* What you are asked to do:
Images are not part of the copy; write out the rest of the data exactly as given.

* Data provided:
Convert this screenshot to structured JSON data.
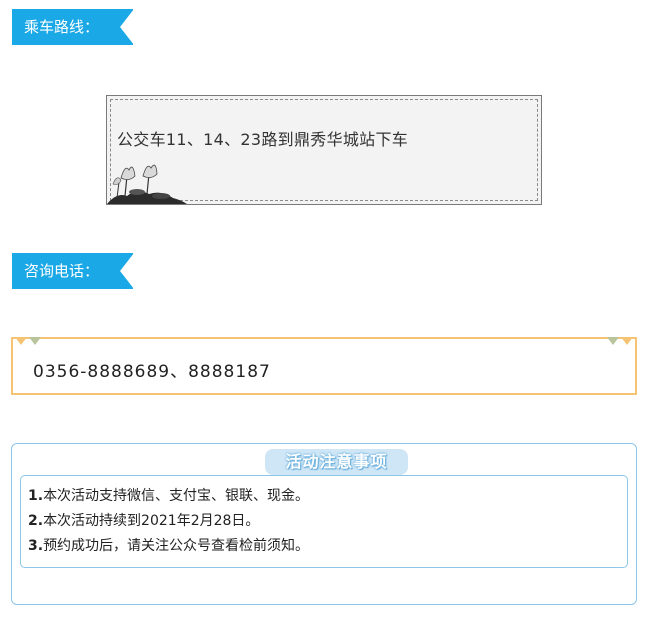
{
  "route": {
    "tag_label": "乘车路线：",
    "text": "公交车11、14、23路到鼎秀华城站下车"
  },
  "phone": {
    "tag_label": "咨询电话：",
    "text": "0356-8888689、8888187"
  },
  "notice": {
    "title": "活动注意事项",
    "items": [
      {
        "num": "1.",
        "text": "本次活动支持微信、支付宝、银联、现金。"
      },
      {
        "num": "2.",
        "text": "本次活动持续到2021年2月28日。"
      },
      {
        "num": "3.",
        "text": "预约成功后，请关注公众号查看检前须知。"
      }
    ]
  },
  "colors": {
    "tag_blue": "#1ba8e6",
    "phone_border": "#f6c375",
    "notice_border": "#8cc6e6"
  }
}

* Completed exercise:
Convert this screenshot to structured JSON data.
{
  "route": {
    "tag_label": "乘车路线：",
    "text": "公交车11、14、23路到鼎秀华城站下车"
  },
  "phone": {
    "tag_label": "咨询电话：",
    "text": "0356-8888689、8888187"
  },
  "notice": {
    "title": "活动注意事项",
    "items": [
      {
        "num": "1.",
        "text": "本次活动支持微信、支付宝、银联、现金。"
      },
      {
        "num": "2.",
        "text": "本次活动持续到2021年2月28日。"
      },
      {
        "num": "3.",
        "text": "预约成功后，请关注公众号查看检前须知。"
      }
    ]
  },
  "colors": {
    "tag_blue": "#1ba8e6",
    "phone_border": "#f6c375",
    "notice_border": "#8cc6e6"
  }
}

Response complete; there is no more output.